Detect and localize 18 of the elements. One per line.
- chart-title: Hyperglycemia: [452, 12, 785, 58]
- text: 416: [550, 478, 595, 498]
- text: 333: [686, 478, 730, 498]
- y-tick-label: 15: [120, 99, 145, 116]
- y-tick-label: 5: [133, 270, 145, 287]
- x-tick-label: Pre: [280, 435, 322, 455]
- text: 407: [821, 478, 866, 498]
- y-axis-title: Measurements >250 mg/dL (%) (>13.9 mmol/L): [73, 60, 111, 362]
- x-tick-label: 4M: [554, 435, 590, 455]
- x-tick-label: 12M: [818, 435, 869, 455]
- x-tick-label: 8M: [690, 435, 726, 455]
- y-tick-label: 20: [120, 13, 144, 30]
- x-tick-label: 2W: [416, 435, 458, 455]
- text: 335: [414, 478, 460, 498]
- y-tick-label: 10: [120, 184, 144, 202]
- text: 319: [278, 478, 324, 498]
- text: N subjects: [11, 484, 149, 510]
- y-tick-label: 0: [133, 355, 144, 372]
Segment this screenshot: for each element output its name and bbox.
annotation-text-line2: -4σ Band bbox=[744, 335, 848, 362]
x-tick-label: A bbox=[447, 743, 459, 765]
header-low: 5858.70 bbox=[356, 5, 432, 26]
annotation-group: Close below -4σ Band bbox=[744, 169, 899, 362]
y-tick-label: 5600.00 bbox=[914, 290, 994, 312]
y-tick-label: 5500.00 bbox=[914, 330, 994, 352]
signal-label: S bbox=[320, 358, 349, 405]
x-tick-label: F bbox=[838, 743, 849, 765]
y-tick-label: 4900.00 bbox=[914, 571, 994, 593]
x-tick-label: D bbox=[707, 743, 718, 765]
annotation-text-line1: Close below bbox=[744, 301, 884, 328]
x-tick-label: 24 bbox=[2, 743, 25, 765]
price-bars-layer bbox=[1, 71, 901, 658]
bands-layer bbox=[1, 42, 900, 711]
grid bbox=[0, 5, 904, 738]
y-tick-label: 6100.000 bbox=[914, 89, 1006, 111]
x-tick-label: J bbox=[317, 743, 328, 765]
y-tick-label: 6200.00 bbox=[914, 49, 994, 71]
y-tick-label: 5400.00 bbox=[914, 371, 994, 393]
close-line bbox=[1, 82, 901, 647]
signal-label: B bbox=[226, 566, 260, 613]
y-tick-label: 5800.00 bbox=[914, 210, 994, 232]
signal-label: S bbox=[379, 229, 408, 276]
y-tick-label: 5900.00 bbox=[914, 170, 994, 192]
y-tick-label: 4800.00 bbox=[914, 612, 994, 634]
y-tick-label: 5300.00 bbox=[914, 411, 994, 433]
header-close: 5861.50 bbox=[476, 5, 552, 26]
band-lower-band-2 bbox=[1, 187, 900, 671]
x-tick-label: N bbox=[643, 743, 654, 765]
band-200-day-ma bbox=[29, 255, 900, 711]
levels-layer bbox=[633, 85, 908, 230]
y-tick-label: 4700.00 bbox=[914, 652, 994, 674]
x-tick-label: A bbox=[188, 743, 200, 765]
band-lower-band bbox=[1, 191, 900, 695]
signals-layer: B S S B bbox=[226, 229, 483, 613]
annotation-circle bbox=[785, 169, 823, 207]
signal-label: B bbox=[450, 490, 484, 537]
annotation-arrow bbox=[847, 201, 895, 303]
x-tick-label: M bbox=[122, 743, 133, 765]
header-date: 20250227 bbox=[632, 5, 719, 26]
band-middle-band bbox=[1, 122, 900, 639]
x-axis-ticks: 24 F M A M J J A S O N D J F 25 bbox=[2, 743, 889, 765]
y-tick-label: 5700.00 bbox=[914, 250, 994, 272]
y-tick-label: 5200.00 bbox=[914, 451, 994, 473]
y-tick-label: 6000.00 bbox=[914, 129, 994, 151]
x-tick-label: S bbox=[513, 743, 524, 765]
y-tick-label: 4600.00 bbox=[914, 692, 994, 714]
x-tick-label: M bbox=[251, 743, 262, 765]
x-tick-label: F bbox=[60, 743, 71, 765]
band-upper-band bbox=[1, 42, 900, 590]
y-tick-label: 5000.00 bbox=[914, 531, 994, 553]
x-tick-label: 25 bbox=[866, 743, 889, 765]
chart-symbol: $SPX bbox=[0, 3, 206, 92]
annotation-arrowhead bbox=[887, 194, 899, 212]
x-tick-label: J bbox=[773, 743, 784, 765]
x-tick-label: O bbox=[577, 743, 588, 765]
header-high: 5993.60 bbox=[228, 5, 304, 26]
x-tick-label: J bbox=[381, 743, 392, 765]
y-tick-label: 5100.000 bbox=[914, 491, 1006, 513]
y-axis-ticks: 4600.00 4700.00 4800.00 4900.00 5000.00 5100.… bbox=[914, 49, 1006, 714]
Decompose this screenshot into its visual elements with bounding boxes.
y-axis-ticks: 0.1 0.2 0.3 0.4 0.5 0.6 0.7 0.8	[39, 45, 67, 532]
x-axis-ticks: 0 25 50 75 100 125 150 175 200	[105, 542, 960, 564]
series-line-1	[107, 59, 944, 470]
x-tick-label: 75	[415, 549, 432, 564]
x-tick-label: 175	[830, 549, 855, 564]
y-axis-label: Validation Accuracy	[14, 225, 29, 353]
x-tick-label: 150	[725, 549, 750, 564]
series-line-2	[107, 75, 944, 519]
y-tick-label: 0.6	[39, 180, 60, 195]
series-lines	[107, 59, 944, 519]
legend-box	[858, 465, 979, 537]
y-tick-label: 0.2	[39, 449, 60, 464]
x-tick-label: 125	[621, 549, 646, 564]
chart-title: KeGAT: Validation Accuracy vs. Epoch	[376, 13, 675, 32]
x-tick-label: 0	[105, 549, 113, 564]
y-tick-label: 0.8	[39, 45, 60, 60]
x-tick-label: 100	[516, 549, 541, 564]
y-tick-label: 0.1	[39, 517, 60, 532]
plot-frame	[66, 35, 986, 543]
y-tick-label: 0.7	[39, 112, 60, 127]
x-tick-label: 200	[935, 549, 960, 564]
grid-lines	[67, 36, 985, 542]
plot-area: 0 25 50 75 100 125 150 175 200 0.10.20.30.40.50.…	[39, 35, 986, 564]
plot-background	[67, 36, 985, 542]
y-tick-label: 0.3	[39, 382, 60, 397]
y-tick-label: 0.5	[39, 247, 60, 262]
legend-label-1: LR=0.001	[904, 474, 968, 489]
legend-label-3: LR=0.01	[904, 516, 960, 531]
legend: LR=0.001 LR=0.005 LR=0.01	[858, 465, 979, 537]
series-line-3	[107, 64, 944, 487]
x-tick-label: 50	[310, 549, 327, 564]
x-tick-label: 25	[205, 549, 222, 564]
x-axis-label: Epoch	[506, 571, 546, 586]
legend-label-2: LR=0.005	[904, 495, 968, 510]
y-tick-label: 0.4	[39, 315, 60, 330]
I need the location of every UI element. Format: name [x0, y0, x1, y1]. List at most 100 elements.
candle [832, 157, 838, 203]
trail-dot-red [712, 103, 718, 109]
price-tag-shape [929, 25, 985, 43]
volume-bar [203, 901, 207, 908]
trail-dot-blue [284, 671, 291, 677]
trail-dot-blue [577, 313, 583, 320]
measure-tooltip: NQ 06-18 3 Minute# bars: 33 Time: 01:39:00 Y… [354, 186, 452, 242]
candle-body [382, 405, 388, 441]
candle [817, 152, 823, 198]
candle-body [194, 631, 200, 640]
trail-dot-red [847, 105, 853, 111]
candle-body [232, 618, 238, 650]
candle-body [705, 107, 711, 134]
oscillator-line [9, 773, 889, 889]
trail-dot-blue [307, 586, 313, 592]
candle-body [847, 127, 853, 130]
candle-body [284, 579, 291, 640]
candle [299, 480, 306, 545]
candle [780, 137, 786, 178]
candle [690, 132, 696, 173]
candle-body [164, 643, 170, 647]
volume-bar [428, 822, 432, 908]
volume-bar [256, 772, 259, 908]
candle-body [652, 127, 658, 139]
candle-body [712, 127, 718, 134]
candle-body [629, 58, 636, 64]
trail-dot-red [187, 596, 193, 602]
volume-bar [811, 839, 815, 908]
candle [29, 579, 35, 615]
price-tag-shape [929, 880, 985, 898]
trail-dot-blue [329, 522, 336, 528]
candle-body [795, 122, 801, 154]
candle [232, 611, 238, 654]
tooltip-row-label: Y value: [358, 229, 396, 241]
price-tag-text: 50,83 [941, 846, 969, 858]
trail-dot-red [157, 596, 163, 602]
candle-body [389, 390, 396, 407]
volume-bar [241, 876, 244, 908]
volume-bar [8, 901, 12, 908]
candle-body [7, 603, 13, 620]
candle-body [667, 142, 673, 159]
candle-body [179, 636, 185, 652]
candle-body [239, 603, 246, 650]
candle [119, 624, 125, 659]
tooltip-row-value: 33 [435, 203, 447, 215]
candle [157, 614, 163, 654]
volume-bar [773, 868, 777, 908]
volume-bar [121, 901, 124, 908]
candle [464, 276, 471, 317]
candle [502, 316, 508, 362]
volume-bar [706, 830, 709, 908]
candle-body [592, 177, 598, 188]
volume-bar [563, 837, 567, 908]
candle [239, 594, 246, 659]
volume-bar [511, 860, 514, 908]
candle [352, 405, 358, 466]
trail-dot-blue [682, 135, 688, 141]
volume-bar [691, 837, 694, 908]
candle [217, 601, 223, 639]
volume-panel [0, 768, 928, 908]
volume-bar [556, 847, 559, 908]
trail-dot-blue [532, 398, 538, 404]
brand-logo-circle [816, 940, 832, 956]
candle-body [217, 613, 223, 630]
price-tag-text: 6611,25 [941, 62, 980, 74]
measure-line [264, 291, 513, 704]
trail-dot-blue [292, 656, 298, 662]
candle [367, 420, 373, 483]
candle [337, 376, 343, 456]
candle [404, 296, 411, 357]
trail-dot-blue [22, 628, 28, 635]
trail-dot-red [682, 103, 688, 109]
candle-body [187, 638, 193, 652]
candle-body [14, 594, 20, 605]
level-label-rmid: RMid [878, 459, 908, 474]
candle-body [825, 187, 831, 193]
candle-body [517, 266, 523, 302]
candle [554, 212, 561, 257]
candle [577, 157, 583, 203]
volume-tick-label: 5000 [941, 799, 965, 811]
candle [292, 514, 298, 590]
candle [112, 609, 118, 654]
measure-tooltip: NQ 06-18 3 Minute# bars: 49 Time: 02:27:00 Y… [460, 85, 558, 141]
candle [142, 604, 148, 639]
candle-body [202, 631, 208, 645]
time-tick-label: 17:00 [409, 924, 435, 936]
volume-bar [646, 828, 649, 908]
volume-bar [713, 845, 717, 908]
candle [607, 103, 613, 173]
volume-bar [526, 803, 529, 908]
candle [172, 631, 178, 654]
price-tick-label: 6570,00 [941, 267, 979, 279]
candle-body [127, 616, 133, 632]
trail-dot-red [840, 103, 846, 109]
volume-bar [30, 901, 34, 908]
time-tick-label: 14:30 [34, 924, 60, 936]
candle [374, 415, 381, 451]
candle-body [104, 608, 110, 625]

Task to carry out:
Copy out the records verbatim from the first line through the line containing "x-tick-label: J bbox=[317, 743, 328, 765]", including that line.

Finished answer:
Detect and localize 18 of the elements. One per line.
- chart-title: Hyperglycemia: [452, 12, 785, 58]
- text: 416: [550, 478, 595, 498]
- text: 333: [686, 478, 730, 498]
- y-tick-label: 15: [120, 99, 145, 116]
- y-tick-label: 5: [133, 270, 145, 287]
- x-tick-label: Pre: [280, 435, 322, 455]
- text: 407: [821, 478, 866, 498]
- y-axis-title: Measurements >250 mg/dL (%) (>13.9 mmol/L): [73, 60, 111, 362]
- x-tick-label: 4M: [554, 435, 590, 455]
- x-tick-label: 12M: [818, 435, 869, 455]
- x-tick-label: 8M: [690, 435, 726, 455]
- y-tick-label: 20: [120, 13, 144, 30]
- x-tick-label: 2W: [416, 435, 458, 455]
- text: 335: [414, 478, 460, 498]
- y-tick-label: 10: [120, 184, 144, 202]
- text: 319: [278, 478, 324, 498]
- text: N subjects: [11, 484, 149, 510]
- y-tick-label: 0: [133, 355, 144, 372]
Segment this screenshot: for each element output its name and bbox.
annotation-text-line2: -4σ Band bbox=[744, 335, 848, 362]
x-tick-label: A bbox=[447, 743, 459, 765]
header-low: 5858.70 bbox=[356, 5, 432, 26]
annotation-group: Close below -4σ Band bbox=[744, 169, 899, 362]
y-tick-label: 5600.00 bbox=[914, 290, 994, 312]
y-tick-label: 5500.00 bbox=[914, 330, 994, 352]
signal-label: S bbox=[320, 358, 349, 405]
x-tick-label: F bbox=[838, 743, 849, 765]
y-tick-label: 4900.00 bbox=[914, 571, 994, 593]
x-tick-label: D bbox=[707, 743, 718, 765]
annotation-text-line1: Close below bbox=[744, 301, 884, 328]
x-tick-label: 24 bbox=[2, 743, 25, 765]
price-bars-layer bbox=[1, 71, 901, 658]
bands-layer bbox=[1, 42, 900, 711]
grid bbox=[0, 5, 904, 738]
y-tick-label: 6100.000 bbox=[914, 89, 1006, 111]
x-tick-label: J bbox=[317, 743, 328, 765]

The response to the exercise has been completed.